## Task prompt
Gather up every line that includes the string "控制面板设置颜色".

-- Start of Data section --

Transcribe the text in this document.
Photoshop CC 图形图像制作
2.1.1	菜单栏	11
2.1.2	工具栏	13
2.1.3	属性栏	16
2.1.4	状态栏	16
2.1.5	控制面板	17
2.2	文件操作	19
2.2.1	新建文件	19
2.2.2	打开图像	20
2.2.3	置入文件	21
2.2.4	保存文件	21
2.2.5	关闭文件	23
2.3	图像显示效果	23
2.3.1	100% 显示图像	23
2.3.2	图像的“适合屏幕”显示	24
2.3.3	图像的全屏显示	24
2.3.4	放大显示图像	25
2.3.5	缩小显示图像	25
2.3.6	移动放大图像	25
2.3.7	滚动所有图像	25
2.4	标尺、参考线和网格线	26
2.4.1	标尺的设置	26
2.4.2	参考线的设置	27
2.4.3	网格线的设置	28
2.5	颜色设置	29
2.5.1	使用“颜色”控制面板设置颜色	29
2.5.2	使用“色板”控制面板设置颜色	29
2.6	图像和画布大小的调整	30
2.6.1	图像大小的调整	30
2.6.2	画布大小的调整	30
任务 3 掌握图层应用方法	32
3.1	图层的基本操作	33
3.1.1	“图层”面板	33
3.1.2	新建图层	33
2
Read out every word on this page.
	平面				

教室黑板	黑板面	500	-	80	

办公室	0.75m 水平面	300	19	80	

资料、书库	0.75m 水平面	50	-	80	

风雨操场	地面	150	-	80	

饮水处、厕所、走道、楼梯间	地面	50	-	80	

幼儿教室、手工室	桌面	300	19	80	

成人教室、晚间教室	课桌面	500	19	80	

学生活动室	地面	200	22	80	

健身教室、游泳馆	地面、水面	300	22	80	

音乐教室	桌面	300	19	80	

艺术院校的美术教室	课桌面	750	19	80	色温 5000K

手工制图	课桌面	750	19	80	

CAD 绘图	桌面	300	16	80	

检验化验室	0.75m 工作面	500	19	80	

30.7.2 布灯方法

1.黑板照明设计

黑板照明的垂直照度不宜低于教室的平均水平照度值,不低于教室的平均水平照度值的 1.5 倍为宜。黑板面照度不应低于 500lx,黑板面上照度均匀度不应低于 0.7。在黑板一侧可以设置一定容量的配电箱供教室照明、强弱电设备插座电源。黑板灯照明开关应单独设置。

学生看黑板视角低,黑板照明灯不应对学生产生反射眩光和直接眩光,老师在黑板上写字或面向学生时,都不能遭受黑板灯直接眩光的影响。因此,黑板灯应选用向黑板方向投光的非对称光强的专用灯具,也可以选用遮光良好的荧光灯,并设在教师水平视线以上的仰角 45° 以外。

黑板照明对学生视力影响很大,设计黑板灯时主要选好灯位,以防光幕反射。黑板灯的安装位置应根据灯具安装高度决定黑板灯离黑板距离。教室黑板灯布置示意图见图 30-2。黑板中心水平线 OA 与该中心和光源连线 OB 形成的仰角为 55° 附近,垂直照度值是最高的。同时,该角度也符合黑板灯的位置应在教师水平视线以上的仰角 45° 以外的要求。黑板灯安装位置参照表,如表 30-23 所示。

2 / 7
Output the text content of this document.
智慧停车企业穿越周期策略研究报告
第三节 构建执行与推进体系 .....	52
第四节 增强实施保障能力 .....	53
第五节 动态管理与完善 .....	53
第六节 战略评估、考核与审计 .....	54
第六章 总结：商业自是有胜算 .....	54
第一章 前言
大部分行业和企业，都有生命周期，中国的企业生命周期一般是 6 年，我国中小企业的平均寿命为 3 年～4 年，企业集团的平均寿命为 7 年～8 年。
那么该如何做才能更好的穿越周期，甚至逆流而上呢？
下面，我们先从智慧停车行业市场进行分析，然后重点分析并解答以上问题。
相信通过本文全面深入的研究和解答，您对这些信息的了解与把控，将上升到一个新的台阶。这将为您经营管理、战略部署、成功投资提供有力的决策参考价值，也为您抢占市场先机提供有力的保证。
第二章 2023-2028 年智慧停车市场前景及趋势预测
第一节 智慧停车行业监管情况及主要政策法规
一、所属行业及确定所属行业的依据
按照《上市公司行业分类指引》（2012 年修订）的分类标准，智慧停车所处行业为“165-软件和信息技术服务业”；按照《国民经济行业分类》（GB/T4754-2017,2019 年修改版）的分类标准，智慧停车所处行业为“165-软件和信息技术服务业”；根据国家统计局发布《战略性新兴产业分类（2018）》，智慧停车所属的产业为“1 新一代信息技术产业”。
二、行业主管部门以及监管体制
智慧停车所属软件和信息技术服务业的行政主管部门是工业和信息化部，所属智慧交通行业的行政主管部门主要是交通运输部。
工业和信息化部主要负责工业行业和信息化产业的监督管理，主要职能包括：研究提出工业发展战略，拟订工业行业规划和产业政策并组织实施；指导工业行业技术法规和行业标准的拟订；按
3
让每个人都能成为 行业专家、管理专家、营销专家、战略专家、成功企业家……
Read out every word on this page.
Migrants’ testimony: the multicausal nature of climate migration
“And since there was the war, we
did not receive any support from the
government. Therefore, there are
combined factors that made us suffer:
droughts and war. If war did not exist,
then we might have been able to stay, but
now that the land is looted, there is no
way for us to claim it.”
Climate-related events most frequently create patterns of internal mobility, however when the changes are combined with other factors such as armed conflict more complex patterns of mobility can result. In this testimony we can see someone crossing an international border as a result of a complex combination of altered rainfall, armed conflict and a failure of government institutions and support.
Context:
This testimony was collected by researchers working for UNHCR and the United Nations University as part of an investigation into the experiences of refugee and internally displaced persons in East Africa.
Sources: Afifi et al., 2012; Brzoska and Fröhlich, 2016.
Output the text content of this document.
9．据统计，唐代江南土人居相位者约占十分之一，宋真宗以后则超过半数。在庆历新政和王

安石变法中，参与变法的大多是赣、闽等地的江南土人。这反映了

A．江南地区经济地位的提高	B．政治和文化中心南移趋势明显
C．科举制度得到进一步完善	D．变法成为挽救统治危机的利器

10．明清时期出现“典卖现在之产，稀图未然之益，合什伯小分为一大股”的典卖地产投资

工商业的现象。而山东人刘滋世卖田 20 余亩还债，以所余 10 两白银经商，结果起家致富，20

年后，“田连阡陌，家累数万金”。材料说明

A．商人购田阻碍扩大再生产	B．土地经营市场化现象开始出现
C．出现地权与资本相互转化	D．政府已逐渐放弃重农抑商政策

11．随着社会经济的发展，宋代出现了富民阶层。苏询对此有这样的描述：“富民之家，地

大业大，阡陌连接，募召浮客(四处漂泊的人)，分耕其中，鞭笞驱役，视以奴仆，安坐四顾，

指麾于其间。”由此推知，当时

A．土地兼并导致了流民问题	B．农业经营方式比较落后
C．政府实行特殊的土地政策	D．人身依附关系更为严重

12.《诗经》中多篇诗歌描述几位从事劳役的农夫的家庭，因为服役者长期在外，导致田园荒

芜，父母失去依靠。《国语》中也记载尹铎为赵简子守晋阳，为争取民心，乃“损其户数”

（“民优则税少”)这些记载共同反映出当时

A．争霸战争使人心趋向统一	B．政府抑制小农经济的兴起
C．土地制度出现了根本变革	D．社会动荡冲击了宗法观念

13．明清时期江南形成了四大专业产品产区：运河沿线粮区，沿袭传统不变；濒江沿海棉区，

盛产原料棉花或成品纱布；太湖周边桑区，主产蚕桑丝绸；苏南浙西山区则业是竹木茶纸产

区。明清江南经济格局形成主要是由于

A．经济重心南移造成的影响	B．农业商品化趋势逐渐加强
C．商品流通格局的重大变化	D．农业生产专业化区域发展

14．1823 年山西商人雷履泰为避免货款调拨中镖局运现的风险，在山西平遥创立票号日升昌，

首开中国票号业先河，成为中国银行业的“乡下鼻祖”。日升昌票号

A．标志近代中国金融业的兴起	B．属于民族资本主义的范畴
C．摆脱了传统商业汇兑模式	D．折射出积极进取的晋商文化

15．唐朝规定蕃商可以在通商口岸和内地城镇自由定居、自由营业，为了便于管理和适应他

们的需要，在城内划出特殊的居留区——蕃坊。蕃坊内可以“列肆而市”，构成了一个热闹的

-- End of Data section --

## Output for this task
2.5.1	使用“颜色”控制面板设置颜色	29
2.5.2	使用“色板”控制面板设置颜色	29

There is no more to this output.